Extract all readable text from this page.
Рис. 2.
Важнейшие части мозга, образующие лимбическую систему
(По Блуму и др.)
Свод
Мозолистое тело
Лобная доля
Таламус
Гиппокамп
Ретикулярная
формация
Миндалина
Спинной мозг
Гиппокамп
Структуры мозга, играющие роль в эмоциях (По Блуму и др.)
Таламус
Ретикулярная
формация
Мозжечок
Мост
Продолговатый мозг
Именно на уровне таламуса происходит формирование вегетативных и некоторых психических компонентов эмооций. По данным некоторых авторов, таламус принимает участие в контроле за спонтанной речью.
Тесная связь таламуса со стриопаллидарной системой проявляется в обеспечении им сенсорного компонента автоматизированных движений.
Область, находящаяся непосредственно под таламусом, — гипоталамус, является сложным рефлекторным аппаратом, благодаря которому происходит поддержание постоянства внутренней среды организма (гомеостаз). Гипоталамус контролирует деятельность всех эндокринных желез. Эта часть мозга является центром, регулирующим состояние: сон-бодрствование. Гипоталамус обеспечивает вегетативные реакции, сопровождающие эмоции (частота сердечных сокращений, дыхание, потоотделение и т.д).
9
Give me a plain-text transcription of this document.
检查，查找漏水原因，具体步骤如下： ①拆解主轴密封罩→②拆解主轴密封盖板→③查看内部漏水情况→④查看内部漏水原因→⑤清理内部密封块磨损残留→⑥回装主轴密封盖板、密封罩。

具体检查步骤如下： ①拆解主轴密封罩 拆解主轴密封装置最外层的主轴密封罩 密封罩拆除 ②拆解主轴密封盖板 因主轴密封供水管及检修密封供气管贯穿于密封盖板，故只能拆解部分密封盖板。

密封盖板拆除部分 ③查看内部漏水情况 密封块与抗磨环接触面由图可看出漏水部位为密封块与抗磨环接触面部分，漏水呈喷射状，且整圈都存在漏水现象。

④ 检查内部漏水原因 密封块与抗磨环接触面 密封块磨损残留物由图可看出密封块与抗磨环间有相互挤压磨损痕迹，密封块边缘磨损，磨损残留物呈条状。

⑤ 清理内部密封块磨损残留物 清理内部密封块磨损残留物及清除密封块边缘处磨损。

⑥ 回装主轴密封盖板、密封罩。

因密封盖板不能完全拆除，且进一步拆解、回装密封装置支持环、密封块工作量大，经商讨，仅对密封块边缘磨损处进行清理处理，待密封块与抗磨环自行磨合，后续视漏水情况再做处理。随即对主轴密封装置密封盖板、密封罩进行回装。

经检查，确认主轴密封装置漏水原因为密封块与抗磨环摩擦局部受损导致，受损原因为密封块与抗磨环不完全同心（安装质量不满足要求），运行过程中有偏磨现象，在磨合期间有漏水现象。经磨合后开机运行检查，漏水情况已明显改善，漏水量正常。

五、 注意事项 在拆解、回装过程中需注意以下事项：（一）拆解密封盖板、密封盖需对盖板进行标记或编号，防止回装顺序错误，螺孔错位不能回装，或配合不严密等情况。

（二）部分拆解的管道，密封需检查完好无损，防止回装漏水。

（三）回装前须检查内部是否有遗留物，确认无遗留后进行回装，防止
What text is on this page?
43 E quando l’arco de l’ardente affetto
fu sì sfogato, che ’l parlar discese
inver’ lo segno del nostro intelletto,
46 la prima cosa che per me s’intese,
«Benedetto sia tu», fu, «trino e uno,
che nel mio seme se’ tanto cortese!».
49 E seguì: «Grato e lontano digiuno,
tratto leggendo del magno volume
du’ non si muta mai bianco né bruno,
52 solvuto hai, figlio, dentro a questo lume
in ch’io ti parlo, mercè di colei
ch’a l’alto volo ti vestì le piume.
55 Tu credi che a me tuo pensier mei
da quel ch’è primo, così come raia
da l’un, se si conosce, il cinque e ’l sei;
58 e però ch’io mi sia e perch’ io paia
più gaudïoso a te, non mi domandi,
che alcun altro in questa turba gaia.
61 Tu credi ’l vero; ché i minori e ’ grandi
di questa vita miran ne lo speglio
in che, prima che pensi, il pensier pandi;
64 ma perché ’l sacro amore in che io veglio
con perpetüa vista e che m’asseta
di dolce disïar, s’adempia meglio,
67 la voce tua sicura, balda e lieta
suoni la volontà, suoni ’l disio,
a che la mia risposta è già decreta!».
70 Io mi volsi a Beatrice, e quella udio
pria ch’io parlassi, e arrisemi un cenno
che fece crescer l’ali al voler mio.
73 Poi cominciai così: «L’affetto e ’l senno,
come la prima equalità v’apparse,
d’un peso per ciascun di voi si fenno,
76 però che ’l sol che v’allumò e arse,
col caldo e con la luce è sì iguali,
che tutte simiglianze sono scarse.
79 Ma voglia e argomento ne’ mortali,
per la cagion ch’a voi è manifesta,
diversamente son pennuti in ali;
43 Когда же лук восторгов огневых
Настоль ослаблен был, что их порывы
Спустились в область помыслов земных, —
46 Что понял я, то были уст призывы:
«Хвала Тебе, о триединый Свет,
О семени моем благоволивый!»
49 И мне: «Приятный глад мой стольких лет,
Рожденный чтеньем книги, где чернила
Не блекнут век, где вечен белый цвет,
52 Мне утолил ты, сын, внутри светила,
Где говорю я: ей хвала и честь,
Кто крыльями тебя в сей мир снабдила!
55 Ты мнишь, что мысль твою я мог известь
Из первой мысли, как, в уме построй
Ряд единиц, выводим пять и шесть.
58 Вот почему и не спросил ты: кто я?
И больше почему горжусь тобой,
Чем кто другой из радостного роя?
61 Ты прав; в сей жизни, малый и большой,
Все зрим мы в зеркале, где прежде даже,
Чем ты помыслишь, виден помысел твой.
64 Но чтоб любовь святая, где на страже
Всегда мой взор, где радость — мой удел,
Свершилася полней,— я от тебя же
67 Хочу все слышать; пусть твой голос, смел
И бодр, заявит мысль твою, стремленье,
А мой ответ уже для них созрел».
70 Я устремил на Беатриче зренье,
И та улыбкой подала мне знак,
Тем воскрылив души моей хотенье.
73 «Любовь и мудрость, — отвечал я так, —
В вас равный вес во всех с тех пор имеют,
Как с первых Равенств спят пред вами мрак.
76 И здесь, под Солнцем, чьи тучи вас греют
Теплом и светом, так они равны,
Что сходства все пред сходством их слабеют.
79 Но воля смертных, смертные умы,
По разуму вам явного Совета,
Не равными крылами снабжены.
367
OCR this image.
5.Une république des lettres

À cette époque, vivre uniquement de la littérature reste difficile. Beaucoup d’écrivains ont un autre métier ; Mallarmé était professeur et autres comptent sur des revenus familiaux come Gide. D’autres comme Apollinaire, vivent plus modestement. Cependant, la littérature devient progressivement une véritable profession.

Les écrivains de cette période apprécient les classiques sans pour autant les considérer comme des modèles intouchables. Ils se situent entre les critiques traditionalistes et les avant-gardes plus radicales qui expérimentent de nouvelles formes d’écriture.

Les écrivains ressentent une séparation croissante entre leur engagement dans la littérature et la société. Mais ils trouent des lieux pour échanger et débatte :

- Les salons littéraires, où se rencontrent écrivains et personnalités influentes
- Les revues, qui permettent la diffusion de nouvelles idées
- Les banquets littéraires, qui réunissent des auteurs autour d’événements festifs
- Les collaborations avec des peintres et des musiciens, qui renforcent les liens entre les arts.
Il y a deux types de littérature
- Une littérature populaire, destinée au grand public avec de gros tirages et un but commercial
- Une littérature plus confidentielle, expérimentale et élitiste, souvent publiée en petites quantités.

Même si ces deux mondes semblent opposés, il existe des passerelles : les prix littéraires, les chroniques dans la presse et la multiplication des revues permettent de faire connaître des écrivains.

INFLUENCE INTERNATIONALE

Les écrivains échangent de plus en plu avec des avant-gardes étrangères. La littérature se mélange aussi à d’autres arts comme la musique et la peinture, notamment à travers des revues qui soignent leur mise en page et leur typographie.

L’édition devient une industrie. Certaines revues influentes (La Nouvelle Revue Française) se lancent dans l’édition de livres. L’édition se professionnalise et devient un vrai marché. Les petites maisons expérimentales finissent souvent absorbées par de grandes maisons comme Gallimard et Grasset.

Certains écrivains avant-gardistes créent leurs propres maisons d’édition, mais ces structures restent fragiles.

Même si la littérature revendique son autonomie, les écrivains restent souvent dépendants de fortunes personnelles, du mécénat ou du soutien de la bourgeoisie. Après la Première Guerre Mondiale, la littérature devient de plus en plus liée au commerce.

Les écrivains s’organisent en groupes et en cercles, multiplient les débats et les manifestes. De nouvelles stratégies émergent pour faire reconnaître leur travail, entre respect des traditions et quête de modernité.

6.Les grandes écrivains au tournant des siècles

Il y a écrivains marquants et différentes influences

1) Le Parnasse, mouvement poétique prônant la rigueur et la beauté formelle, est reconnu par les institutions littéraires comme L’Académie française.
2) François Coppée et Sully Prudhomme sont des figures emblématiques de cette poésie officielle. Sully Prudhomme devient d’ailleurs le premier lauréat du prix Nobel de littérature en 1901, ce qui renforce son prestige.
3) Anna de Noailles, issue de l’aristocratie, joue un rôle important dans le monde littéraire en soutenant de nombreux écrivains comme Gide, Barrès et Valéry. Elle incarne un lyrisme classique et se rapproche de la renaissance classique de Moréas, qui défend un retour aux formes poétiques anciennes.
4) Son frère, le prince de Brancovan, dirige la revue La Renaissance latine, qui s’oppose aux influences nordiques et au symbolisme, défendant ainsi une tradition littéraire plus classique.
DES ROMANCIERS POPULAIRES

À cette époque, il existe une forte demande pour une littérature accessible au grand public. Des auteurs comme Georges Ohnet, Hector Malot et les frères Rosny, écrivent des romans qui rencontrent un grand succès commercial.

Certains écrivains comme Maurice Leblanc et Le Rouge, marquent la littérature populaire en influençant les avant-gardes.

_Written request_
Write down every line of the data above that includes the string "твой".

_Task solution_
Чем ты помыслишь, виден помысел твой.
67 Хочу все слышать; пусть твой голос, смел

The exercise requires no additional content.